__SET TASK__
Work through the data line by line, gathering every line that has the word "title".

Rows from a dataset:

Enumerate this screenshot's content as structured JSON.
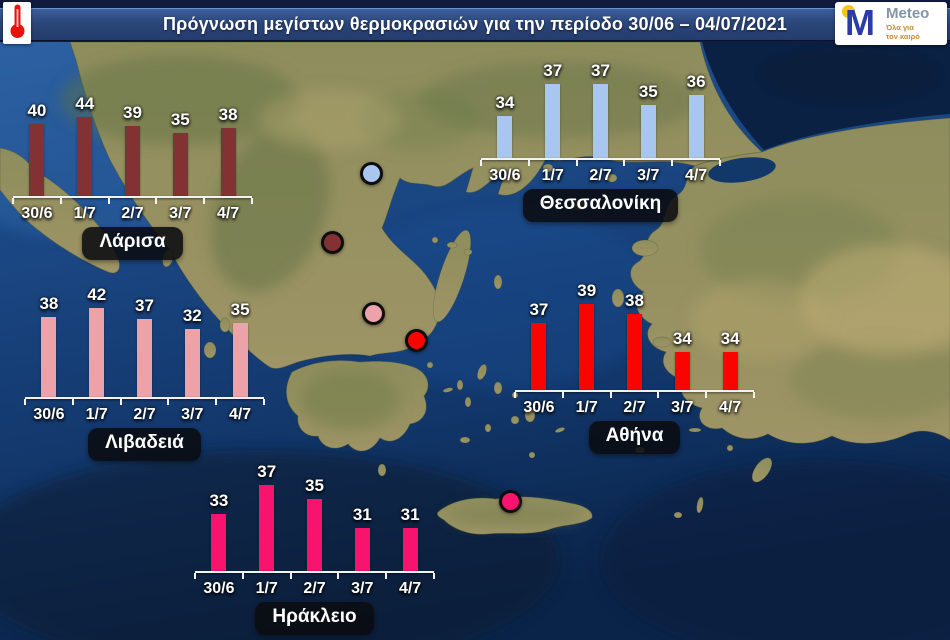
{
  "header": {
    "title": "Πρόγνωση μεγίστων θερμοκρασιών για την περίοδο 30/06 – 04/07/2021",
    "logo": {
      "brand": "Meteo",
      "logo_letter": "M",
      "tagline_line1": "Όλα για",
      "tagline_line2": "τον καιρό"
    }
  },
  "colors": {
    "header_bar": "#2b4679",
    "larisa_bars": "#823232",
    "thessaloniki_bars": "#a9c6ee",
    "livadeia_bars": "#eba2a8",
    "athina_bars": "#fb0400",
    "irakleio_bars": "#f8136f"
  },
  "chart_data": [
    {
      "type": "bar",
      "title": "Λάρισα",
      "categories": [
        "30/6",
        "1/7",
        "2/7",
        "3/7",
        "4/7"
      ],
      "values": [
        40,
        44,
        39,
        35,
        38
      ],
      "bar_color": "#823232",
      "ylim": [
        0,
        50
      ],
      "xlabel": "",
      "ylabel": "",
      "legend_position": "none",
      "grid": false
    },
    {
      "type": "bar",
      "title": "Θεσσαλονίκη",
      "categories": [
        "30/6",
        "1/7",
        "2/7",
        "3/7",
        "4/7"
      ],
      "values": [
        34,
        37,
        37,
        35,
        36
      ],
      "bar_color": "#a9c6ee",
      "ylim": [
        30,
        38
      ],
      "xlabel": "",
      "ylabel": "",
      "legend_position": "none",
      "grid": false
    },
    {
      "type": "bar",
      "title": "Λιβαδειά",
      "categories": [
        "30/6",
        "1/7",
        "2/7",
        "3/7",
        "4/7"
      ],
      "values": [
        38,
        42,
        37,
        32,
        35
      ],
      "bar_color": "#eba2a8",
      "ylim": [
        0,
        45
      ],
      "xlabel": "",
      "ylabel": "",
      "legend_position": "none",
      "grid": false
    },
    {
      "type": "bar",
      "title": "Αθήνα",
      "categories": [
        "30/6",
        "1/7",
        "2/7",
        "3/7",
        "4/7"
      ],
      "values": [
        37,
        39,
        38,
        34,
        34
      ],
      "bar_color": "#fb0400",
      "ylim": [
        30,
        40
      ],
      "xlabel": "",
      "ylabel": "",
      "legend_position": "none",
      "grid": false
    },
    {
      "type": "bar",
      "title": "Ηράκλειο",
      "categories": [
        "30/6",
        "1/7",
        "2/7",
        "3/7",
        "4/7"
      ],
      "values": [
        33,
        37,
        35,
        31,
        31
      ],
      "bar_color": "#f8136f",
      "ylim": [
        25,
        37
      ],
      "xlabel": "",
      "ylabel": "",
      "legend_position": "none",
      "grid": false
    }
  ],
  "markers": [
    {
      "city": "Θεσσαλονίκη",
      "color": "#a9c6ee"
    },
    {
      "city": "Λάρισα",
      "color": "#823232"
    },
    {
      "city": "Λιβαδειά",
      "color": "#eba2a8"
    },
    {
      "city": "Αθήνα",
      "color": "#fb0400"
    },
    {
      "city": "Ηράκλειο",
      "color": "#f8136f"
    }
  ]
}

__SOLUTION FOR THIS PROBLEM__
    "title": "Πρόγνωση μεγίστων θερμοκρασιών για την περίοδο 30/06 – 04/07/2021",
      "title": "Λάρισα",
      "title": "Θεσσαλονίκη",
      "title": "Λιβαδειά",
      "title": "Αθήνα",
      "title": "Ηράκλειο",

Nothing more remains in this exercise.